Dataset excerpts:
════════════════

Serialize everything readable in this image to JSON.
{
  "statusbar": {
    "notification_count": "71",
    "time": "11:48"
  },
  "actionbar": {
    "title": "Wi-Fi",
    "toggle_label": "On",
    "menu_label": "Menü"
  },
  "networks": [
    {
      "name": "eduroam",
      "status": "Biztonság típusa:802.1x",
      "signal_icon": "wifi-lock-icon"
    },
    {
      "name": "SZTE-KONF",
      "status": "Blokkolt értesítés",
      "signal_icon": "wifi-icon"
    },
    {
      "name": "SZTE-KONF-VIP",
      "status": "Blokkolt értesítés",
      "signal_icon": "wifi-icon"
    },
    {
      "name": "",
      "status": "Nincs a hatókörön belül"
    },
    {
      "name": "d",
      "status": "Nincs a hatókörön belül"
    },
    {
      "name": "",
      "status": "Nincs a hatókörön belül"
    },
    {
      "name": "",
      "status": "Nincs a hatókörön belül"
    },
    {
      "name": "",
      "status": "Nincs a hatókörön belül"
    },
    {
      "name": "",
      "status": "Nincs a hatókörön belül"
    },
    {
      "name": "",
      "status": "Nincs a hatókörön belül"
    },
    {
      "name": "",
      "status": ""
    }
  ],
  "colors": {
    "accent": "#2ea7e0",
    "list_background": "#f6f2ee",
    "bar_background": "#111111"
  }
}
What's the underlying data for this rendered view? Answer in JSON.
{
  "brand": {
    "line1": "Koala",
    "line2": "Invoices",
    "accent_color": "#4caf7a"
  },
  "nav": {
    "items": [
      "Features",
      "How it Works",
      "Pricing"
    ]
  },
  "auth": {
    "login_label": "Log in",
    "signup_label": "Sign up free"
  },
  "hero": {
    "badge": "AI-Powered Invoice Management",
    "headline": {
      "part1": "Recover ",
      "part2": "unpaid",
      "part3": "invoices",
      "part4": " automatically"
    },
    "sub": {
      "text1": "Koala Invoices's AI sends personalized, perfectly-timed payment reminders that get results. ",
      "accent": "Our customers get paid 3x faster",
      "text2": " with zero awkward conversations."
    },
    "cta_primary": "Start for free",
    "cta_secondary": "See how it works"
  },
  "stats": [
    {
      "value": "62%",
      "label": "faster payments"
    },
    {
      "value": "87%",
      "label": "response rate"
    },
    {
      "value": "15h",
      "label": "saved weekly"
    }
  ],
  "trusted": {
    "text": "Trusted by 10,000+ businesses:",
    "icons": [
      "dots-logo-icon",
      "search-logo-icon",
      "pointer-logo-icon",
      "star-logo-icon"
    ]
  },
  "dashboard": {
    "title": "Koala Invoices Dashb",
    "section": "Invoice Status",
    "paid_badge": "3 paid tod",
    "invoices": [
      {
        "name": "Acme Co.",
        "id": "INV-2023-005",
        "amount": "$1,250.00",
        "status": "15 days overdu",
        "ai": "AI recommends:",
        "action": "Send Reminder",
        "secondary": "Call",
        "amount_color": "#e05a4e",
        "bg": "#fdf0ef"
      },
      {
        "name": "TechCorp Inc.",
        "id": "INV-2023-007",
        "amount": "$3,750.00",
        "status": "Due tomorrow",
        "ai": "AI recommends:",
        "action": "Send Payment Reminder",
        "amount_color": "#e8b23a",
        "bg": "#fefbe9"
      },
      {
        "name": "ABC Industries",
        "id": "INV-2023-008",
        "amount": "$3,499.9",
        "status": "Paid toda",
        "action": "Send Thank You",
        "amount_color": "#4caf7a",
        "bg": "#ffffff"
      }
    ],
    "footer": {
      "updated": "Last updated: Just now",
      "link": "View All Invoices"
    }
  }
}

════════════════

[WHAT YOU WILL DO] Make an exact copy of all the data.

[FINAL RESULT]
Serialize everything readable in this image to JSON.
{
  "statusbar": {
    "notification_count": "71",
    "time": "11:48"
  },
  "actionbar": {
    "title": "Wi-Fi",
    "toggle_label": "On",
    "menu_label": "Menü"
  },
  "networks": [
    {
      "name": "eduroam",
      "status": "Biztonság típusa:802.1x",
      "signal_icon": "wifi-lock-icon"
    },
    {
      "name": "SZTE-KONF",
      "status": "Blokkolt értesítés",
      "signal_icon": "wifi-icon"
    },
    {
      "name": "SZTE-KONF-VIP",
      "status": "Blokkolt értesítés",
      "signal_icon": "wifi-icon"
    },
    {
      "name": "",
      "status": "Nincs a hatókörön belül"
    },
    {
      "name": "d",
      "status": "Nincs a hatókörön belül"
    },
    {
      "name": "",
      "status": "Nincs a hatókörön belül"
    },
    {
      "name": "",
      "status": "Nincs a hatókörön belül"
    },
    {
      "name": "",
      "status": "Nincs a hatókörön belül"
    },
    {
      "name": "",
      "status": "Nincs a hatókörön belül"
    },
    {
      "name": "",
      "status": "Nincs a hatókörön belül"
    },
    {
      "name": "",
      "status": ""
    }
  ],
  "colors": {
    "accent": "#2ea7e0",
    "list_background": "#f6f2ee",
    "bar_background": "#111111"
  }
}
What's the underlying data for this rendered view? Answer in JSON.
{
  "brand": {
    "line1": "Koala",
    "line2": "Invoices",
    "accent_color": "#4caf7a"
  },
  "nav": {
    "items": [
      "Features",
      "How it Works",
      "Pricing"
    ]
  },
  "auth": {
    "login_label": "Log in",
    "signup_label": "Sign up free"
  },
  "hero": {
    "badge": "AI-Powered Invoice Management",
    "headline": {
      "part1": "Recover ",
      "part2": "unpaid",
      "part3": "invoices",
      "part4": " automatically"
    },
    "sub": {
      "text1": "Koala Invoices's AI sends personalized, perfectly-timed payment reminders that get results. ",
      "accent": "Our customers get paid 3x faster",
      "text2": " with zero awkward conversations."
    },
    "cta_primary": "Start for free",
    "cta_secondary": "See how it works"
  },
  "stats": [
    {
      "value": "62%",
      "label": "faster payments"
    },
    {
      "value": "87%",
      "label": "response rate"
    },
    {
      "value": "15h",
      "label": "saved weekly"
    }
  ],
  "trusted": {
    "text": "Trusted by 10,000+ businesses:",
    "icons": [
      "dots-logo-icon",
      "search-logo-icon",
      "pointer-logo-icon",
      "star-logo-icon"
    ]
  },
  "dashboard": {
    "title": "Koala Invoices Dashb",
    "section": "Invoice Status",
    "paid_badge": "3 paid tod",
    "invoices": [
      {
        "name": "Acme Co.",
        "id": "INV-2023-005",
        "amount": "$1,250.00",
        "status": "15 days overdu",
        "ai": "AI recommends:",
        "action": "Send Reminder",
        "secondary": "Call",
        "amount_color": "#e05a4e",
        "bg": "#fdf0ef"
      },
      {
        "name": "TechCorp Inc.",
        "id": "INV-2023-007",
        "amount": "$3,750.00",
        "status": "Due tomorrow",
        "ai": "AI recommends:",
        "action": "Send Payment Reminder",
        "amount_color": "#e8b23a",
        "bg": "#fefbe9"
      },
      {
        "name": "ABC Industries",
        "id": "INV-2023-008",
        "amount": "$3,499.9",
        "status": "Paid toda",
        "action": "Send Thank You",
        "amount_color": "#4caf7a",
        "bg": "#ffffff"
      }
    ],
    "footer": {
      "updated": "Last updated: Just now",
      "link": "View All Invoices"
    }
  }
}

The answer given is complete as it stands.